DIRECTIONS:
Give a verbatim copy of the lines below, minus the pictures.

━━━━

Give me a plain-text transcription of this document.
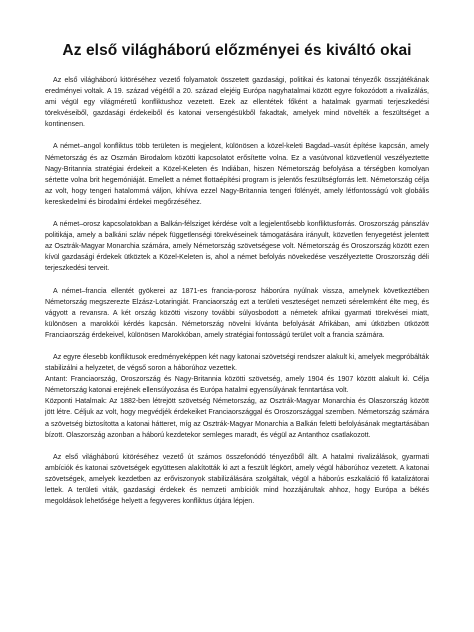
Az első világháború előzményei és kiváltó okai

Az első világháború kitöréséhez vezető folyamatok összetett gazdasági, politikai és katonai tényezők összjátékának eredményei voltak. A 19. század végétől a 20. század elejéig Európa nagyhatalmai között egyre fokozódott a rivalizálás, ami végül egy világméretű konfliktushoz vezetett. Ezek az ellentétek főként a hatalmak gyarmati terjeszkedési törekvéseiből, gazdasági érdekeiből és katonai versengésükből fakadtak, amelyek mind növelték a feszültséget a kontinensen.

A német–angol konfliktus több területen is megjelent, különösen a közel-keleti Bagdad–vasút építése kapcsán, amely Németország és az Oszmán Birodalom közötti kapcsolatot erősítette volna. Ez a vasútvonal közvetlenül veszélyeztette Nagy-Britannia stratégiai érdekeit a Közel-Keleten és Indiában, hiszen Németország befolyása a térségben komolyan sértette volna brit hegemóniáját. Emellett a német flottaépítési program is jelentős feszültségforrás lett. Németország célja az volt, hogy tengeri hatalommá váljon, kihívva ezzel Nagy-Britannia tengeri fölényét, amely létfontosságú volt globális kereskedelmi és birodalmi érdekei megőrzéséhez.

A német–orosz kapcsolatokban a Balkán-félsziget kérdése volt a legjelentősebb konfliktusforrás. Oroszország pánszláv politikája, amely a balkáni szláv népek függetlenségi törekvéseinek támogatására irányult, közvetlen fenyegetést jelentett az Osztrák-Magyar Monarchia számára, amely Németország szövetségese volt. Németország és Oroszország között ezen kívül gazdasági érdekek ütköztek a Közel-Keleten is, ahol a német befolyás növekedése veszélyeztette Oroszország déli terjeszkedési terveit.

A német–francia ellentét gyökerei az 1871-es francia-porosz háborúra nyúlnak vissza, amelynek következtében Németország megszerezte Elzász-Lotaringiát. Franciaország ezt a területi veszteséget nemzeti sérelemként élte meg, és vágyott a revansra. A két ország közötti viszony további súlyosbodott a németek afrikai gyarmati törekvései miatt, különösen a marokkói kérdés kapcsán. Németország növelni kívánta befolyását Afrikában, ami útközben ütközött Franciaország érdekeivel, különösen Marokkóban, amely stratégiai fontosságú terület volt a francia számára.

Az egyre élesebb konfliktusok eredményeképpen két nagy katonai szövetségi rendszer alakult ki, amelyek megpróbálták stabilizálni a helyzetet, de végső soron a háborúhoz vezettek.

Antant: Franciaország, Oroszország és Nagy-Britannia közötti szövetség, amely 1904 és 1907 között alakult ki. Célja Németország katonai erejének ellensúlyozása és Európa hatalmi egyensúlyának fenntartása volt.

Központi Hatalmak: Az 1882-ben létrejött szövetség Németország, az Osztrák-Magyar Monarchia és Olaszország között jött létre. Céljuk az volt, hogy megvédjék érdekeiket Franciaországgal és Oroszországgal szemben. Németország számára a szövetség biztosította a katonai hátteret, míg az Osztrák-Magyar Monarchia a Balkán feletti befolyásának megtartásában bízott. Olaszország azonban a háború kezdetekor semleges maradt, és végül az Antanthoz csatlakozott.

Az első világháború kitöréséhez vezető út számos összefonódó tényezőből állt. A hatalmi rivalizálások, gyarmati ambíciók és katonai szövetségek együttesen alakították ki azt a feszült légkört, amely végül háborúhoz vezetett. A katonai szövetségek, amelyek kezdetben az erőviszonyok stabilizálására szolgáltak, végül a háborús eszkaláció fő katalizátorai lettek. A területi viták, gazdasági érdekek és nemzeti ambíciók mind hozzájárultak ahhoz, hogy Európa a békés megoldások lehetősége helyett a fegyveres konfliktus útjára lépjen.
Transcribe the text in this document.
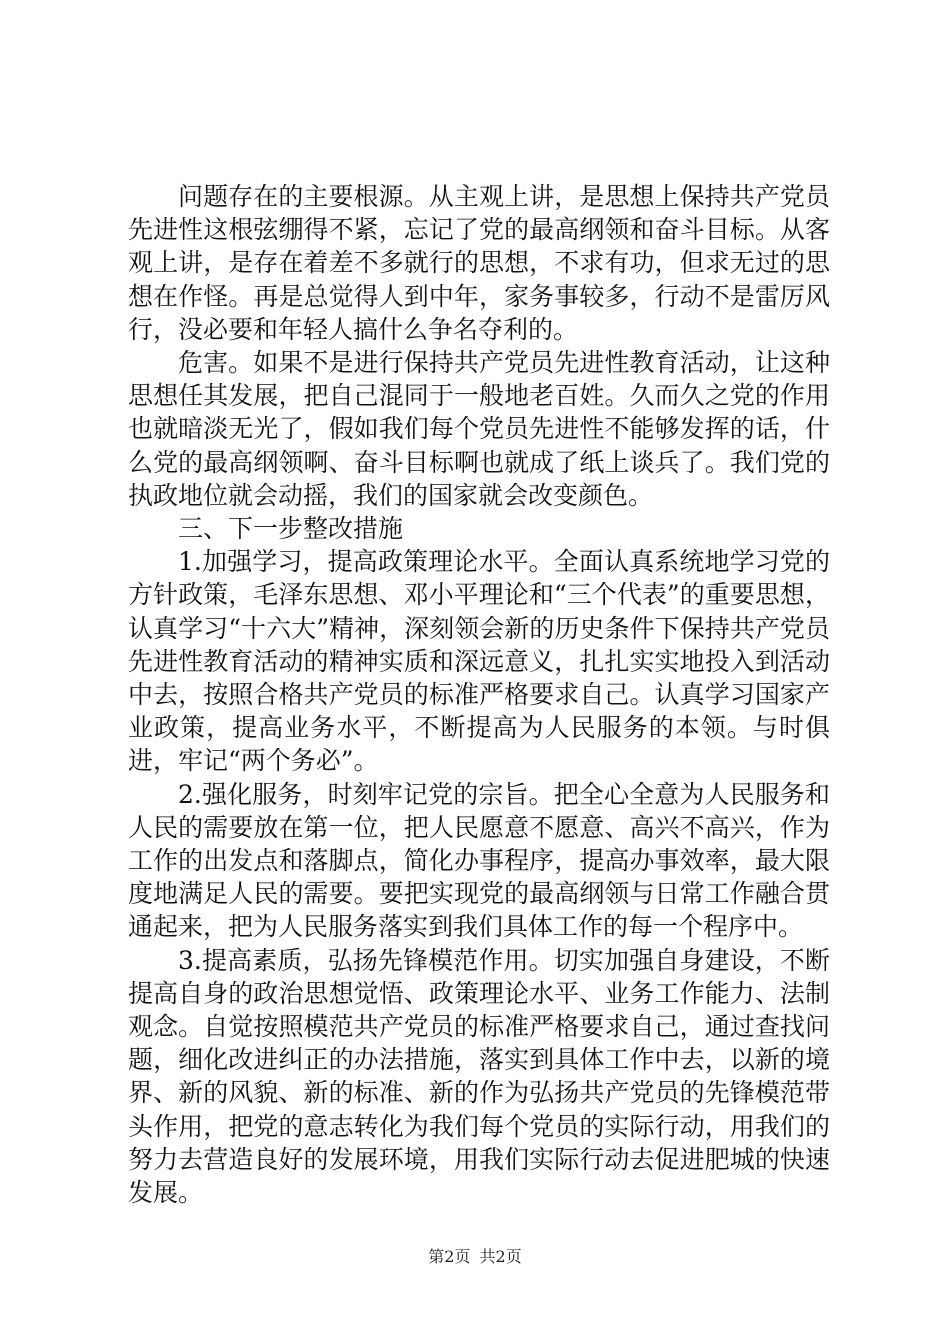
问题存在的主要根源。从主观上讲，是思想上保持共产党员先进性这根弦绷得不紧，忘记了党的最高纲领和奋斗目标。从客观上讲，是存在着差不多就行的思想，不求有功，但求无过的思想在作怪。再是总觉得人到中年，家务事较多，行动不是雷厉风行，没必要和年轻人搞什么争名夺利的。

危害。如果不是进行保持共产党员先进性教育活动，让这种思想任其发展，把自己混同于一般地老百姓。久而久之党的作用也就暗淡无光了，假如我们每个党员先进性不能够发挥的话，什么党的最高纲领啊、奋斗目标啊也就成了纸上谈兵了。我们党的执政地位就会动摇，我们的国家就会改变颜色。

三、下一步整改措施

1.加强学习，提高政策理论水平。全面认真系统地学习党的方针政策，毛泽东思想、邓小平理论和“三个代表”的重要思想，认真学习“十六大”精神，深刻领会新的历史条件下保持共产党员先进性教育活动的精神实质和深远意义，扎扎实实地投入到活动中去，按照合格共产党员的标准严格要求自己。认真学习国家产业政策，提高业务水平，不断提高为人民服务的本领。与时俱进，牢记“两个务必”。

2.强化服务，时刻牢记党的宗旨。把全心全意为人民服务和人民的需要放在第一位，把人民愿意不愿意、高兴不高兴，作为工作的出发点和落脚点，简化办事程序，提高办事效率，最大限度地满足人民的需要。要把实现党的最高纲领与日常工作融合贯通起来，把为人民服务落实到我们具体工作的每一个程序中。

3.提高素质，弘扬先锋模范作用。切实加强自身建设，不断提高自身的政治思想觉悟、政策理论水平、业务工作能力、法制观念。自觉按照模范共产党员的标准严格要求自己，通过查找问题，细化改进纠正的办法措施，落实到具体工作中去，以新的境界、新的风貌、新的标准、新的作为弘扬共产党员的先锋模范带头作用，把党的意志转化为我们每个党员的实际行动，用我们的努力去营造良好的发展环境，用我们实际行动去促进肥城的快速发展。

第2页 共2页
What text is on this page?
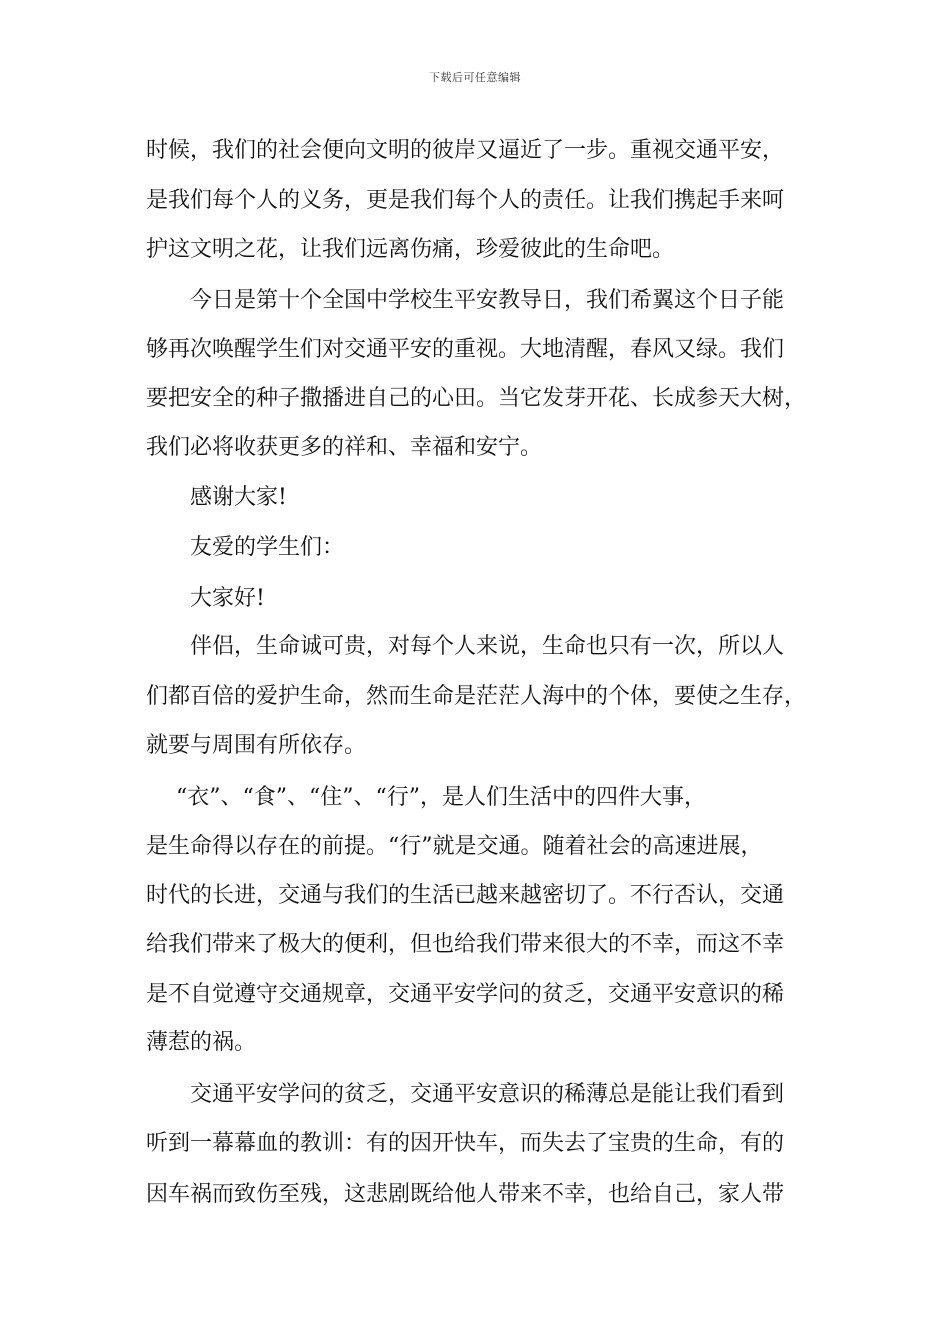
下载后可任意编辑
时候，我们的社会便向文明的彼岸又逼近了一步。重视交通平安，
是我们每个人的义务，更是我们每个人的责任。让我们携起手来呵
护这文明之花，让我们远离伤痛，珍爱彼此的生命吧。
今日是第十个全国中学校生平安教导日，我们希翼这个日子能
够再次唤醒学生们对交通平安的重视。大地清醒，春风又绿。我们
要把安全的种子撒播进自己的心田。当它发芽开花、长成参天大树，
我们必将收获更多的祥和、幸福和安宁。
感谢大家!
友爱的学生们：
大家好!
伴侣，生命诚可贵，对每个人来说，生命也只有一次，所以人
们都百倍的爱护生命，然而生命是茫茫人海中的个体，要使之生存，
就要与周围有所依存。
“衣”、“食”、“住”、“行”，是人们生活中的四件大事，
是生命得以存在的前提。“行”就是交通。随着社会的高速进展，
时代的长进，交通与我们的生活已越来越密切了。不行否认，交通
给我们带来了极大的便利，但也给我们带来很大的不幸，而这不幸
是不自觉遵守交通规章，交通平安学问的贫乏，交通平安意识的稀
薄惹的祸。
交通平安学问的贫乏，交通平安意识的稀薄总是能让我们看到
听到一幕幕血的教训：有的因开快车，而失去了宝贵的生命，有的
因车祸而致伤至残，这悲剧既给他人带来不幸，也给自己，家人带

━━━━

ANSWER TO THIS PROBLEM:
Give me a plain-text transcription of this document.
Az első világháború előzményei és kiváltó okai

Az első világháború kitöréséhez vezető folyamatok összetett gazdasági, politikai és katonai tényezők összjátékának eredményei voltak. A 19. század végétől a 20. század elejéig Európa nagyhatalmai között egyre fokozódott a rivalizálás, ami végül egy világméretű konfliktushoz vezetett. Ezek az ellentétek főként a hatalmak gyarmati terjeszkedési törekvéseiből, gazdasági érdekeiből és katonai versengésükből fakadtak, amelyek mind növelték a feszültséget a kontinensen.

A német–angol konfliktus több területen is megjelent, különösen a közel-keleti Bagdad–vasút építése kapcsán, amely Németország és az Oszmán Birodalom közötti kapcsolatot erősítette volna. Ez a vasútvonal közvetlenül veszélyeztette Nagy-Britannia stratégiai érdekeit a Közel-Keleten és Indiában, hiszen Németország befolyása a térségben komolyan sértette volna brit hegemóniáját. Emellett a német flottaépítési program is jelentős feszültségforrás lett. Németország célja az volt, hogy tengeri hatalommá váljon, kihívva ezzel Nagy-Britannia tengeri fölényét, amely létfontosságú volt globális kereskedelmi és birodalmi érdekei megőrzéséhez.

A német–orosz kapcsolatokban a Balkán-félsziget kérdése volt a legjelentősebb konfliktusforrás. Oroszország pánszláv politikája, amely a balkáni szláv népek függetlenségi törekvéseinek támogatására irányult, közvetlen fenyegetést jelentett az Osztrák-Magyar Monarchia számára, amely Németország szövetségese volt. Németország és Oroszország között ezen kívül gazdasági érdekek ütköztek a Közel-Keleten is, ahol a német befolyás növekedése veszélyeztette Oroszország déli terjeszkedési terveit.

A német–francia ellentét gyökerei az 1871-es francia-porosz háborúra nyúlnak vissza, amelynek következtében Németország megszerezte Elzász-Lotaringiát. Franciaország ezt a területi veszteséget nemzeti sérelemként élte meg, és vágyott a revansra. A két ország közötti viszony további súlyosbodott a németek afrikai gyarmati törekvései miatt, különösen a marokkói kérdés kapcsán. Németország növelni kívánta befolyását Afrikában, ami útközben ütközött Franciaország érdekeivel, különösen Marokkóban, amely stratégiai fontosságú terület volt a francia számára.

Az egyre élesebb konfliktusok eredményeképpen két nagy katonai szövetségi rendszer alakult ki, amelyek megpróbálták stabilizálni a helyzetet, de végső soron a háborúhoz vezettek.

Antant: Franciaország, Oroszország és Nagy-Britannia közötti szövetség, amely 1904 és 1907 között alakult ki. Célja Németország katonai erejének ellensúlyozása és Európa hatalmi egyensúlyának fenntartása volt.

Központi Hatalmak: Az 1882-ben létrejött szövetség Németország, az Osztrák-Magyar Monarchia és Olaszország között jött létre. Céljuk az volt, hogy megvédjék érdekeiket Franciaországgal és Oroszországgal szemben. Németország számára a szövetség biztosította a katonai hátteret, míg az Osztrák-Magyar Monarchia a Balkán feletti befolyásának megtartásában bízott. Olaszország azonban a háború kezdetekor semleges maradt, és végül az Antanthoz csatlakozott.

Az első világháború kitöréséhez vezető út számos összefonódó tényezőből állt. A hatalmi rivalizálások, gyarmati ambíciók és katonai szövetségek együttesen alakították ki azt a feszült légkört, amely végül háborúhoz vezetett. A katonai szövetségek, amelyek kezdetben az erőviszonyok stabilizálására szolgáltak, végül a háborús eszkaláció fő katalizátorai lettek. A területi viták, gazdasági érdekek és nemzeti ambíciók mind hozzájárultak ahhoz, hogy Európa a békés megoldások lehetősége helyett a fegyveres konfliktus útjára lépjen.
Transcribe the text in this document.
问题存在的主要根源。从主观上讲，是思想上保持共产党员先进性这根弦绷得不紧，忘记了党的最高纲领和奋斗目标。从客观上讲，是存在着差不多就行的思想，不求有功，但求无过的思想在作怪。再是总觉得人到中年，家务事较多，行动不是雷厉风行，没必要和年轻人搞什么争名夺利的。

危害。如果不是进行保持共产党员先进性教育活动，让这种思想任其发展，把自己混同于一般地老百姓。久而久之党的作用也就暗淡无光了，假如我们每个党员先进性不能够发挥的话，什么党的最高纲领啊、奋斗目标啊也就成了纸上谈兵了。我们党的执政地位就会动摇，我们的国家就会改变颜色。

三、下一步整改措施

1.加强学习，提高政策理论水平。全面认真系统地学习党的方针政策，毛泽东思想、邓小平理论和“三个代表”的重要思想，认真学习“十六大”精神，深刻领会新的历史条件下保持共产党员先进性教育活动的精神实质和深远意义，扎扎实实地投入到活动中去，按照合格共产党员的标准严格要求自己。认真学习国家产业政策，提高业务水平，不断提高为人民服务的本领。与时俱进，牢记“两个务必”。

2.强化服务，时刻牢记党的宗旨。把全心全意为人民服务和人民的需要放在第一位，把人民愿意不愿意、高兴不高兴，作为工作的出发点和落脚点，简化办事程序，提高办事效率，最大限度地满足人民的需要。要把实现党的最高纲领与日常工作融合贯通起来，把为人民服务落实到我们具体工作的每一个程序中。

3.提高素质，弘扬先锋模范作用。切实加强自身建设，不断提高自身的政治思想觉悟、政策理论水平、业务工作能力、法制观念。自觉按照模范共产党员的标准严格要求自己，通过查找问题，细化改进纠正的办法措施，落实到具体工作中去，以新的境界、新的风貌、新的标准、新的作为弘扬共产党员的先锋模范带头作用，把党的意志转化为我们每个党员的实际行动，用我们的努力去营造良好的发展环境，用我们实际行动去促进肥城的快速发展。

第2页 共2页
What text is on this page?
下载后可任意编辑
时候，我们的社会便向文明的彼岸又逼近了一步。重视交通平安，
是我们每个人的义务，更是我们每个人的责任。让我们携起手来呵
护这文明之花，让我们远离伤痛，珍爱彼此的生命吧。
今日是第十个全国中学校生平安教导日，我们希翼这个日子能
够再次唤醒学生们对交通平安的重视。大地清醒，春风又绿。我们
要把安全的种子撒播进自己的心田。当它发芽开花、长成参天大树，
我们必将收获更多的祥和、幸福和安宁。
感谢大家!
友爱的学生们：
大家好!
伴侣，生命诚可贵，对每个人来说，生命也只有一次，所以人
们都百倍的爱护生命，然而生命是茫茫人海中的个体，要使之生存，
就要与周围有所依存。
“衣”、“食”、“住”、“行”，是人们生活中的四件大事，
是生命得以存在的前提。“行”就是交通。随着社会的高速进展，
时代的长进，交通与我们的生活已越来越密切了。不行否认，交通
给我们带来了极大的便利，但也给我们带来很大的不幸，而这不幸
是不自觉遵守交通规章，交通平安学问的贫乏，交通平安意识的稀
薄惹的祸。
交通平安学问的贫乏，交通平安意识的稀薄总是能让我们看到
听到一幕幕血的教训：有的因开快车，而失去了宝贵的生命，有的
因车祸而致伤至残，这悲剧既给他人带来不幸，也给自己，家人带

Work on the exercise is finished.